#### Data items
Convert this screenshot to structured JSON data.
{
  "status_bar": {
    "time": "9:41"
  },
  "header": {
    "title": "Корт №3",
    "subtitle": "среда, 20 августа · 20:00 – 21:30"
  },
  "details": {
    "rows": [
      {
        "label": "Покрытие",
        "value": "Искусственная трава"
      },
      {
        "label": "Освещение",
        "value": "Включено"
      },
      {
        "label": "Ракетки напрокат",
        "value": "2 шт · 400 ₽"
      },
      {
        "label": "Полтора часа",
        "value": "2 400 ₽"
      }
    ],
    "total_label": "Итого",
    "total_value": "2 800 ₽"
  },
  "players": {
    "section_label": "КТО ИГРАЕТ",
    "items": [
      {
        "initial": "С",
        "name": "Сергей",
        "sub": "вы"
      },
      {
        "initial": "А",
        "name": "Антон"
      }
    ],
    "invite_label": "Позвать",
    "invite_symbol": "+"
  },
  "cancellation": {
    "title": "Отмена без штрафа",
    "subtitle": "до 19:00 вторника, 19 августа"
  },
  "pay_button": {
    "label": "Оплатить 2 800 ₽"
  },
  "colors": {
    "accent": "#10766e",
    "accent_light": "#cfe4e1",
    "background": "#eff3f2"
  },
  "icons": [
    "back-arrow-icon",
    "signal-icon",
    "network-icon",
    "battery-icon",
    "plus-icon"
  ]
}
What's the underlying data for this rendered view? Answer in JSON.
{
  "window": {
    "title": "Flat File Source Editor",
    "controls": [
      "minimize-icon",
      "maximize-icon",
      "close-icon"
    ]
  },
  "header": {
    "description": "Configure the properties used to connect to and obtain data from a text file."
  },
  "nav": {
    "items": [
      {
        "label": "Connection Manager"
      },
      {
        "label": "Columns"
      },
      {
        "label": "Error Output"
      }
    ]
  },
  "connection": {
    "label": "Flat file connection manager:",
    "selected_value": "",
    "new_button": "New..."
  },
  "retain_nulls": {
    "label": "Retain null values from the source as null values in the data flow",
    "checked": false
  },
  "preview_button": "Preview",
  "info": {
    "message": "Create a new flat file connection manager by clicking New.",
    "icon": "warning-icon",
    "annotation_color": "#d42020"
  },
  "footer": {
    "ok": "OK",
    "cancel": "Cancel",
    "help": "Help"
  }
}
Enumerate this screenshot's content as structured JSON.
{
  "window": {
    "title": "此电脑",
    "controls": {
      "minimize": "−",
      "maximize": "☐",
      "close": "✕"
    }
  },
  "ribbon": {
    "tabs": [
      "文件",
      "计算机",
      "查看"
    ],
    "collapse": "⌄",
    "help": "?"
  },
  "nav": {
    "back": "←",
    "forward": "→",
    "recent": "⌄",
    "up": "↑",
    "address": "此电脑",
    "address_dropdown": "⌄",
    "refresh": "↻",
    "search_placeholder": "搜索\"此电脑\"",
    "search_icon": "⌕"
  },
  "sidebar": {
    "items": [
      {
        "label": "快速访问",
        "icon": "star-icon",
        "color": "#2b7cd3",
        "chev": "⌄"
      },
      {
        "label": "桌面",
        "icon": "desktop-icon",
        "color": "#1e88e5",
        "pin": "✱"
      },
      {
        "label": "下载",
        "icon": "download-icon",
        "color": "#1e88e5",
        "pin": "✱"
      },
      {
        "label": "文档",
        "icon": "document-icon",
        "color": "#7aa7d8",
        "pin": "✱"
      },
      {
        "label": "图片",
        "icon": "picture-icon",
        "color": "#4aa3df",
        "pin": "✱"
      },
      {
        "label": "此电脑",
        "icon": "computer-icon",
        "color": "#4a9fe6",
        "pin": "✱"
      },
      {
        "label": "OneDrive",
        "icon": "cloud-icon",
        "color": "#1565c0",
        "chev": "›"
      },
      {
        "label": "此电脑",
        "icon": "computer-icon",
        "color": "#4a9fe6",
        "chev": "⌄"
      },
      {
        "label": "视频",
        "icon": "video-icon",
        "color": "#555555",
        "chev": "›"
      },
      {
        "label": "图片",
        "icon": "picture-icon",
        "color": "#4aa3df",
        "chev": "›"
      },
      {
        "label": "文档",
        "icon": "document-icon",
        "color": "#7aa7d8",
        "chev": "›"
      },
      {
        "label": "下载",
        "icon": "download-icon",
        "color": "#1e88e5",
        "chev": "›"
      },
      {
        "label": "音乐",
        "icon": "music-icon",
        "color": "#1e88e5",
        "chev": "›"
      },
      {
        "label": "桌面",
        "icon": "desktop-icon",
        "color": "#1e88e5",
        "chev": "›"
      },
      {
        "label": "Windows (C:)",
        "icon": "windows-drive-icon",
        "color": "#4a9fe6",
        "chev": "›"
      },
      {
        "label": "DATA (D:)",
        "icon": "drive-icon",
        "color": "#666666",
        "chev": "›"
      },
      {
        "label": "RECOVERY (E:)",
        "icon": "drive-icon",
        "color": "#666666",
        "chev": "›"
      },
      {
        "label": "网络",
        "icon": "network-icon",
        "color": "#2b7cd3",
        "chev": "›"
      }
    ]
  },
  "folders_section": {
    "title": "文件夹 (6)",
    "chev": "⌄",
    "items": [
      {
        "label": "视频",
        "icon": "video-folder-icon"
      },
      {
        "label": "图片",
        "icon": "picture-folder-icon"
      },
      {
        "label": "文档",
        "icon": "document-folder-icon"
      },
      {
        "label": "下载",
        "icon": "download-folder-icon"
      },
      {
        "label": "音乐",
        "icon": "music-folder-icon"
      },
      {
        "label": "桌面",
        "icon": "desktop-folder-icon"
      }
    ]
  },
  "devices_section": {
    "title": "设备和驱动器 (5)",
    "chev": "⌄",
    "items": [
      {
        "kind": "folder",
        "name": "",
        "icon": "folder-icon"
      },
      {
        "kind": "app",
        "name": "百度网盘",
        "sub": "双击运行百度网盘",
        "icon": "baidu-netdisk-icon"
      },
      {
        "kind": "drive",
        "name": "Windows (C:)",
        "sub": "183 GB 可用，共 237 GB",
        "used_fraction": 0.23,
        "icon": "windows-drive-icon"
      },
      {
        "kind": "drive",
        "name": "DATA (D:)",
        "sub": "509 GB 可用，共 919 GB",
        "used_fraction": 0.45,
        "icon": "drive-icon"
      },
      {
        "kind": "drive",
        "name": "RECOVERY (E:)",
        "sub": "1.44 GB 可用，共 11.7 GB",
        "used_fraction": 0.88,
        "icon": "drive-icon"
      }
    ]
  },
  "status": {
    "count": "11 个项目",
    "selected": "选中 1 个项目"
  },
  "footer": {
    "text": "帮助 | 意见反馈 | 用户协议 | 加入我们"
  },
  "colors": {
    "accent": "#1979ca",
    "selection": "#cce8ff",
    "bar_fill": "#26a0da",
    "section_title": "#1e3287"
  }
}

#### WHAT TO PRODUCE
Please set down all the data word for word.

#### SOLVED PROBLEM
Convert this screenshot to structured JSON data.
{
  "status_bar": {
    "time": "9:41"
  },
  "header": {
    "title": "Корт №3",
    "subtitle": "среда, 20 августа · 20:00 – 21:30"
  },
  "details": {
    "rows": [
      {
        "label": "Покрытие",
        "value": "Искусственная трава"
      },
      {
        "label": "Освещение",
        "value": "Включено"
      },
      {
        "label": "Ракетки напрокат",
        "value": "2 шт · 400 ₽"
      },
      {
        "label": "Полтора часа",
        "value": "2 400 ₽"
      }
    ],
    "total_label": "Итого",
    "total_value": "2 800 ₽"
  },
  "players": {
    "section_label": "КТО ИГРАЕТ",
    "items": [
      {
        "initial": "С",
        "name": "Сергей",
        "sub": "вы"
      },
      {
        "initial": "А",
        "name": "Антон"
      }
    ],
    "invite_label": "Позвать",
    "invite_symbol": "+"
  },
  "cancellation": {
    "title": "Отмена без штрафа",
    "subtitle": "до 19:00 вторника, 19 августа"
  },
  "pay_button": {
    "label": "Оплатить 2 800 ₽"
  },
  "colors": {
    "accent": "#10766e",
    "accent_light": "#cfe4e1",
    "background": "#eff3f2"
  },
  "icons": [
    "back-arrow-icon",
    "signal-icon",
    "network-icon",
    "battery-icon",
    "plus-icon"
  ]
}
What's the underlying data for this rendered view? Answer in JSON.
{
  "window": {
    "title": "Flat File Source Editor",
    "controls": [
      "minimize-icon",
      "maximize-icon",
      "close-icon"
    ]
  },
  "header": {
    "description": "Configure the properties used to connect to and obtain data from a text file."
  },
  "nav": {
    "items": [
      {
        "label": "Connection Manager"
      },
      {
        "label": "Columns"
      },
      {
        "label": "Error Output"
      }
    ]
  },
  "connection": {
    "label": "Flat file connection manager:",
    "selected_value": "",
    "new_button": "New..."
  },
  "retain_nulls": {
    "label": "Retain null values from the source as null values in the data flow",
    "checked": false
  },
  "preview_button": "Preview",
  "info": {
    "message": "Create a new flat file connection manager by clicking New.",
    "icon": "warning-icon",
    "annotation_color": "#d42020"
  },
  "footer": {
    "ok": "OK",
    "cancel": "Cancel",
    "help": "Help"
  }
}
Enumerate this screenshot's content as structured JSON.
{
  "window": {
    "title": "此电脑",
    "controls": {
      "minimize": "−",
      "maximize": "☐",
      "close": "✕"
    }
  },
  "ribbon": {
    "tabs": [
      "文件",
      "计算机",
      "查看"
    ],
    "collapse": "⌄",
    "help": "?"
  },
  "nav": {
    "back": "←",
    "forward": "→",
    "recent": "⌄",
    "up": "↑",
    "address": "此电脑",
    "address_dropdown": "⌄",
    "refresh": "↻",
    "search_placeholder": "搜索\"此电脑\"",
    "search_icon": "⌕"
  },
  "sidebar": {
    "items": [
      {
        "label": "快速访问",
        "icon": "star-icon",
        "color": "#2b7cd3",
        "chev": "⌄"
      },
      {
        "label": "桌面",
        "icon": "desktop-icon",
        "color": "#1e88e5",
        "pin": "✱"
      },
      {
        "label": "下载",
        "icon": "download-icon",
        "color": "#1e88e5",
        "pin": "✱"
      },
      {
        "label": "文档",
        "icon": "document-icon",
        "color": "#7aa7d8",
        "pin": "✱"
      },
      {
        "label": "图片",
        "icon": "picture-icon",
        "color": "#4aa3df",
        "pin": "✱"
      },
      {
        "label": "此电脑",
        "icon": "computer-icon",
        "color": "#4a9fe6",
        "pin": "✱"
      },
      {
        "label": "OneDrive",
        "icon": "cloud-icon",
        "color": "#1565c0",
        "chev": "›"
      },
      {
        "label": "此电脑",
        "icon": "computer-icon",
        "color": "#4a9fe6",
        "chev": "⌄"
      },
      {
        "label": "视频",
        "icon": "video-icon",
        "color": "#555555",
        "chev": "›"
      },
      {
        "label": "图片",
        "icon": "picture-icon",
        "color": "#4aa3df",
        "chev": "›"
      },
      {
        "label": "文档",
        "icon": "document-icon",
        "color": "#7aa7d8",
        "chev": "›"
      },
      {
        "label": "下载",
        "icon": "download-icon",
        "color": "#1e88e5",
        "chev": "›"
      },
      {
        "label": "音乐",
        "icon": "music-icon",
        "color": "#1e88e5",
        "chev": "›"
      },
      {
        "label": "桌面",
        "icon": "desktop-icon",
        "color": "#1e88e5",
        "chev": "›"
      },
      {
        "label": "Windows (C:)",
        "icon": "windows-drive-icon",
        "color": "#4a9fe6",
        "chev": "›"
      },
      {
        "label": "DATA (D:)",
        "icon": "drive-icon",
        "color": "#666666",
        "chev": "›"
      },
      {
        "label": "RECOVERY (E:)",
        "icon": "drive-icon",
        "color": "#666666",
        "chev": "›"
      },
      {
        "label": "网络",
        "icon": "network-icon",
        "color": "#2b7cd3",
        "chev": "›"
      }
    ]
  },
  "folders_section": {
    "title": "文件夹 (6)",
    "chev": "⌄",
    "items": [
      {
        "label": "视频",
        "icon": "video-folder-icon"
      },
      {
        "label": "图片",
        "icon": "picture-folder-icon"
      },
      {
        "label": "文档",
        "icon": "document-folder-icon"
      },
      {
        "label": "下载",
        "icon": "download-folder-icon"
      },
      {
        "label": "音乐",
        "icon": "music-folder-icon"
      },
      {
        "label": "桌面",
        "icon": "desktop-folder-icon"
      }
    ]
  },
  "devices_section": {
    "title": "设备和驱动器 (5)",
    "chev": "⌄",
    "items": [
      {
        "kind": "folder",
        "name": "",
        "icon": "folder-icon"
      },
      {
        "kind": "app",
        "name": "百度网盘",
        "sub": "双击运行百度网盘",
        "icon": "baidu-netdisk-icon"
      },
      {
        "kind": "drive",
        "name": "Windows (C:)",
        "sub": "183 GB 可用，共 237 GB",
        "used_fraction": 0.23,
        "icon": "windows-drive-icon"
      },
      {
        "kind": "drive",
        "name": "DATA (D:)",
        "sub": "509 GB 可用，共 919 GB",
        "used_fraction": 0.45,
        "icon": "drive-icon"
      },
      {
        "kind": "drive",
        "name": "RECOVERY (E:)",
        "sub": "1.44 GB 可用，共 11.7 GB",
        "used_fraction": 0.88,
        "icon": "drive-icon"
      }
    ]
  },
  "status": {
    "count": "11 个项目",
    "selected": "选中 1 个项目"
  },
  "footer": {
    "text": "帮助 | 意见反馈 | 用户协议 | 加入我们"
  },
  "colors": {
    "accent": "#1979ca",
    "selection": "#cce8ff",
    "bar_fill": "#26a0da",
    "section_title": "#1e3287"
  }
}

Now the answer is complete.